(AIM):
Reproduce the records below in full and word for word, excluding pictures.

(DATA FOR THIS TASK):
· · · · ·

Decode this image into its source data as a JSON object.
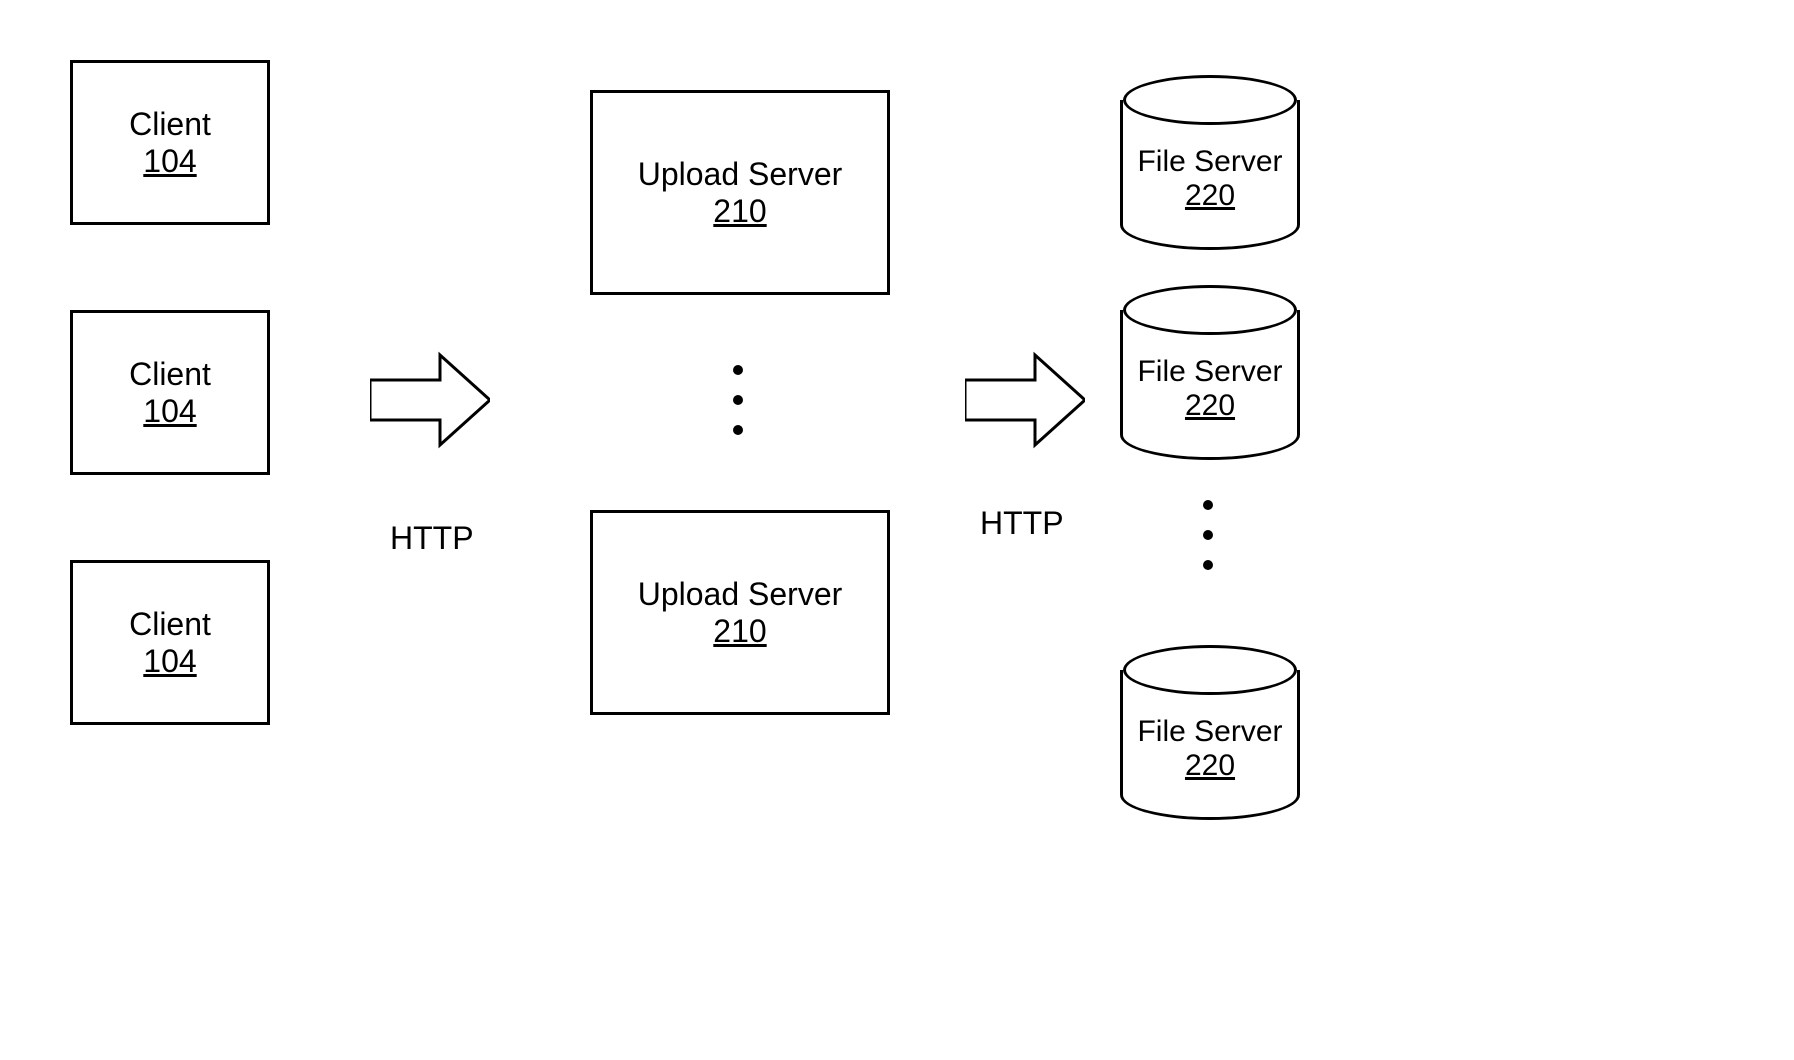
{
  "clients": [
    {
      "label": "Client",
      "number": "104"
    },
    {
      "label": "Client",
      "number": "104"
    },
    {
      "label": "Client",
      "number": "104"
    }
  ],
  "upload_servers": [
    {
      "label": "Upload Server",
      "number": "210"
    },
    {
      "label": "Upload Server",
      "number": "210"
    }
  ],
  "file_servers": [
    {
      "label": "File Server",
      "number": "220"
    },
    {
      "label": "File Server",
      "number": "220"
    },
    {
      "label": "File Server",
      "number": "220"
    }
  ],
  "arrows": {
    "left_label": "HTTP",
    "right_label": "HTTP"
  }
}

· · · · ·

(THE ANSWER):
Decode this image into its source data as a JSON object.
{
  "clients": [
    {
      "label": "Client",
      "number": "104"
    },
    {
      "label": "Client",
      "number": "104"
    },
    {
      "label": "Client",
      "number": "104"
    }
  ],
  "upload_servers": [
    {
      "label": "Upload Server",
      "number": "210"
    },
    {
      "label": "Upload Server",
      "number": "210"
    }
  ],
  "file_servers": [
    {
      "label": "File Server",
      "number": "220"
    },
    {
      "label": "File Server",
      "number": "220"
    },
    {
      "label": "File Server",
      "number": "220"
    }
  ],
  "arrows": {
    "left_label": "HTTP",
    "right_label": "HTTP"
  }
}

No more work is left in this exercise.